• [Your objective] Reproduce the data in its entirety, exactly as supplied.
┌────────
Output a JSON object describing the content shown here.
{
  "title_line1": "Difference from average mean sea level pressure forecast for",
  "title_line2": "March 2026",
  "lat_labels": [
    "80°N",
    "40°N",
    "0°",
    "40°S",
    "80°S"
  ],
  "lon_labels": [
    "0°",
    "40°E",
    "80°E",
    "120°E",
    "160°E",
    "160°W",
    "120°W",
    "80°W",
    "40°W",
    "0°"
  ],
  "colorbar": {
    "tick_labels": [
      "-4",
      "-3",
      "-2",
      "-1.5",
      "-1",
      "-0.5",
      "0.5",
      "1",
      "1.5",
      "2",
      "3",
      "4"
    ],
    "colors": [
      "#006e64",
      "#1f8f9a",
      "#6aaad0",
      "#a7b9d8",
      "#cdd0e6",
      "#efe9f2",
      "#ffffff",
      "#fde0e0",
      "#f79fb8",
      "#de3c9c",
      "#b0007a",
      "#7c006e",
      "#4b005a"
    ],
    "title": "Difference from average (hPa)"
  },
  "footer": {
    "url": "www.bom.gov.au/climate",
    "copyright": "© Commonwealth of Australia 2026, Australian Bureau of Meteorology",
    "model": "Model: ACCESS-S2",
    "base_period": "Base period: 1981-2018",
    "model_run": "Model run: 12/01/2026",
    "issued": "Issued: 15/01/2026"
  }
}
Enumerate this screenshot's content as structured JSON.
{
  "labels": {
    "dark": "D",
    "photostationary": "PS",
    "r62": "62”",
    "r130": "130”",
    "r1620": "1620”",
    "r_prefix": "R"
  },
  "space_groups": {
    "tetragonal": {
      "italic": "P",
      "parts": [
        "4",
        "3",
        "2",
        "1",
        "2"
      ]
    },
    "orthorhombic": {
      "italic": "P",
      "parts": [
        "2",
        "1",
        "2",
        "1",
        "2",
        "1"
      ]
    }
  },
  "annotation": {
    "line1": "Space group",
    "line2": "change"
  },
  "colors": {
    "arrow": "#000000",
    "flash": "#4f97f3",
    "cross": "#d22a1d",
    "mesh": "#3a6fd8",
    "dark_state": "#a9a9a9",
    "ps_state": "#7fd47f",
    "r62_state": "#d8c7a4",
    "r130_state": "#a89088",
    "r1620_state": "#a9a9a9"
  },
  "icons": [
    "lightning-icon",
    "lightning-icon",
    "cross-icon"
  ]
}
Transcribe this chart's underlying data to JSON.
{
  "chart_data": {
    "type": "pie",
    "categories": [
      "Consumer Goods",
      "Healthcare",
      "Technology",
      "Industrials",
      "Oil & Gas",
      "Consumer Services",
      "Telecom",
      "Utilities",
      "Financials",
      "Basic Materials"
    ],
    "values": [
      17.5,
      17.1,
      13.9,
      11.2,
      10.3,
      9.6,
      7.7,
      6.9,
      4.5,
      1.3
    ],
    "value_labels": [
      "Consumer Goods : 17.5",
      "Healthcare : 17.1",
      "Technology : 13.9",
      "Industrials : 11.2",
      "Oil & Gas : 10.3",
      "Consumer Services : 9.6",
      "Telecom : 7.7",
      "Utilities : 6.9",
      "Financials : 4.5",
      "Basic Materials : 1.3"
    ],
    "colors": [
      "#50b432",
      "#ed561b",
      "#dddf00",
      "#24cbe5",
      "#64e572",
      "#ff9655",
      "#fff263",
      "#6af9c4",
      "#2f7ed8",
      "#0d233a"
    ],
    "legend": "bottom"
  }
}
└────────
• [Answer to the problem]
Output a JSON object describing the content shown here.
{
  "title_line1": "Difference from average mean sea level pressure forecast for",
  "title_line2": "March 2026",
  "lat_labels": [
    "80°N",
    "40°N",
    "0°",
    "40°S",
    "80°S"
  ],
  "lon_labels": [
    "0°",
    "40°E",
    "80°E",
    "120°E",
    "160°E",
    "160°W",
    "120°W",
    "80°W",
    "40°W",
    "0°"
  ],
  "colorbar": {
    "tick_labels": [
      "-4",
      "-3",
      "-2",
      "-1.5",
      "-1",
      "-0.5",
      "0.5",
      "1",
      "1.5",
      "2",
      "3",
      "4"
    ],
    "colors": [
      "#006e64",
      "#1f8f9a",
      "#6aaad0",
      "#a7b9d8",
      "#cdd0e6",
      "#efe9f2",
      "#ffffff",
      "#fde0e0",
      "#f79fb8",
      "#de3c9c",
      "#b0007a",
      "#7c006e",
      "#4b005a"
    ],
    "title": "Difference from average (hPa)"
  },
  "footer": {
    "url": "www.bom.gov.au/climate",
    "copyright": "© Commonwealth of Australia 2026, Australian Bureau of Meteorology",
    "model": "Model: ACCESS-S2",
    "base_period": "Base period: 1981-2018",
    "model_run": "Model run: 12/01/2026",
    "issued": "Issued: 15/01/2026"
  }
}
Enumerate this screenshot's content as structured JSON.
{
  "labels": {
    "dark": "D",
    "photostationary": "PS",
    "r62": "62”",
    "r130": "130”",
    "r1620": "1620”",
    "r_prefix": "R"
  },
  "space_groups": {
    "tetragonal": {
      "italic": "P",
      "parts": [
        "4",
        "3",
        "2",
        "1",
        "2"
      ]
    },
    "orthorhombic": {
      "italic": "P",
      "parts": [
        "2",
        "1",
        "2",
        "1",
        "2",
        "1"
      ]
    }
  },
  "annotation": {
    "line1": "Space group",
    "line2": "change"
  },
  "colors": {
    "arrow": "#000000",
    "flash": "#4f97f3",
    "cross": "#d22a1d",
    "mesh": "#3a6fd8",
    "dark_state": "#a9a9a9",
    "ps_state": "#7fd47f",
    "r62_state": "#d8c7a4",
    "r130_state": "#a89088",
    "r1620_state": "#a9a9a9"
  },
  "icons": [
    "lightning-icon",
    "lightning-icon",
    "cross-icon"
  ]
}
Transcribe this chart's underlying data to JSON.
{
  "chart_data": {
    "type": "pie",
    "categories": [
      "Consumer Goods",
      "Healthcare",
      "Technology",
      "Industrials",
      "Oil & Gas",
      "Consumer Services",
      "Telecom",
      "Utilities",
      "Financials",
      "Basic Materials"
    ],
    "values": [
      17.5,
      17.1,
      13.9,
      11.2,
      10.3,
      9.6,
      7.7,
      6.9,
      4.5,
      1.3
    ],
    "value_labels": [
      "Consumer Goods : 17.5",
      "Healthcare : 17.1",
      "Technology : 13.9",
      "Industrials : 11.2",
      "Oil & Gas : 10.3",
      "Consumer Services : 9.6",
      "Telecom : 7.7",
      "Utilities : 6.9",
      "Financials : 4.5",
      "Basic Materials : 1.3"
    ],
    "colors": [
      "#50b432",
      "#ed561b",
      "#dddf00",
      "#24cbe5",
      "#64e572",
      "#ff9655",
      "#fff263",
      "#6af9c4",
      "#2f7ed8",
      "#0d233a"
    ],
    "legend": "bottom"
  }
}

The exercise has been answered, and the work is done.